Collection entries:
▼
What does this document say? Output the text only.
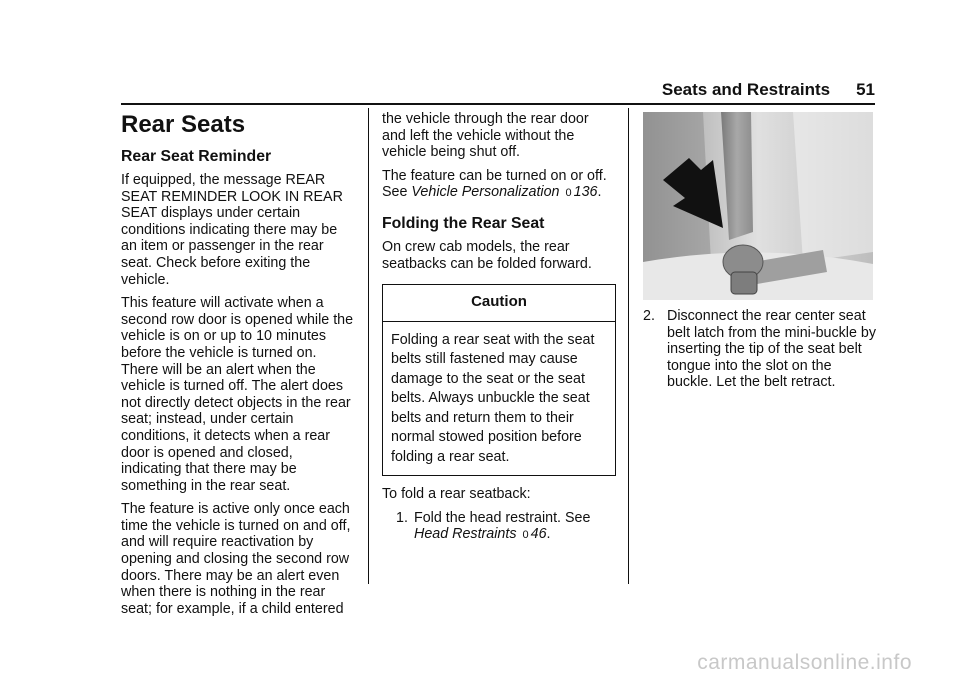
Seats and Restraints 51
Rear Seats
Rear Seat Reminder

If equipped, the message REAR SEAT REMINDER LOOK IN REAR SEAT displays under certain conditions indicating there may be an item or passenger in the rear seat. Check before exiting the vehicle.

This feature will activate when a second row door is opened while the vehicle is on or up to 10 minutes before the vehicle is turned on. There will be an alert when the vehicle is turned off. The alert does not directly detect objects in the rear seat; instead, under certain conditions, it detects when a rear door is opened and closed, indicating that there may be something in the rear seat.

The feature is active only once each time the vehicle is turned on and off, and will require reactivation by opening and closing the second row doors. There may be an alert even when there is nothing in the rear seat; for example, if a child entered

the vehicle through the rear door and left the vehicle without the vehicle being shut off.

The feature can be turned on or off. See Vehicle Personalization 0 136.

Folding the Rear Seat

On crew cab models, the rear seatbacks can be folded forward.

Caution
Folding a rear seat with the seat belts still fastened may cause damage to the seat or the seat belts. Always unbuckle the seat belts and return them to their normal stowed position before folding a rear seat.

To fold a rear seatback:

1. Fold the head restraint. See
Head Restraints 0 46.
2. Disconnect the rear center seat belt latch from the mini-buckle by inserting the tip of the seat belt tongue into the slot on the buckle. Let the belt retract.
carmanualsonline.info
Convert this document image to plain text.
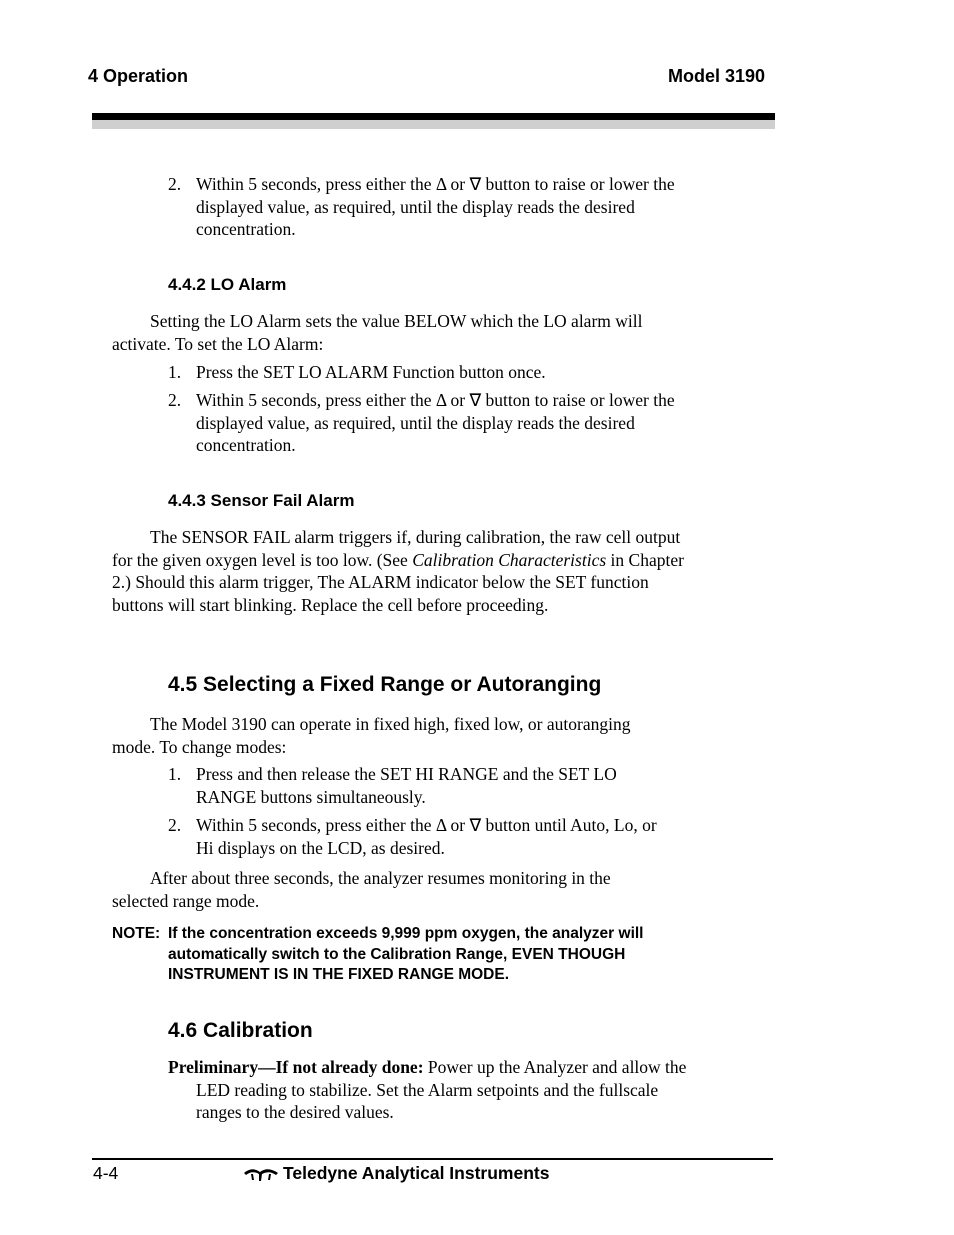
4 Operation	Model 3190
2. Within 5 seconds, press either the Δ or ∇ button to raise or lower the displayed value, as required, until the display reads the desired concentration.
4.4.2 LO Alarm
Setting the LO Alarm sets the value BELOW which the LO alarm will activate. To set the LO Alarm:
1. Press the SET LO ALARM Function button once.
2. Within 5 seconds, press either the Δ or ∇ button to raise or lower the displayed value, as required, until the display reads the desired concentration.
4.4.3 Sensor Fail Alarm
The SENSOR FAIL alarm triggers if, during calibration, the raw cell output for the given oxygen level is too low. (See Calibration Characteristics in Chapter 2.) Should this alarm trigger, The ALARM indicator below the SET function buttons will start blinking. Replace the cell before proceeding.
4.5 Selecting a Fixed Range or Autoranging
The Model 3190 can operate in fixed high, fixed low, or autoranging mode. To change modes:
1. Press and then release the SET HI RANGE and the SET LO RANGE buttons simultaneously.
2. Within 5 seconds, press either the Δ or ∇ button until Auto, Lo, or Hi displays on the LCD, as desired.
After about three seconds, the analyzer resumes monitoring in the selected range mode.
NOTE: If the concentration exceeds 9,999 ppm oxygen, the analyzer will automatically switch to the Calibration Range, EVEN THOUGH INSTRUMENT IS IN THE FIXED RANGE MODE.
4.6 Calibration
Preliminary—If not already done: Power up the Analyzer and allow the LED reading to stabilize. Set the Alarm setpoints and the fullscale ranges to the desired values.
4-4	Teledyne Analytical Instruments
▲
**Instructions for the task**
In the entries above, find each line with the word "document" and show it.

**The completed task**
What does this document say? Output the text only.
Convert this document image to plain text.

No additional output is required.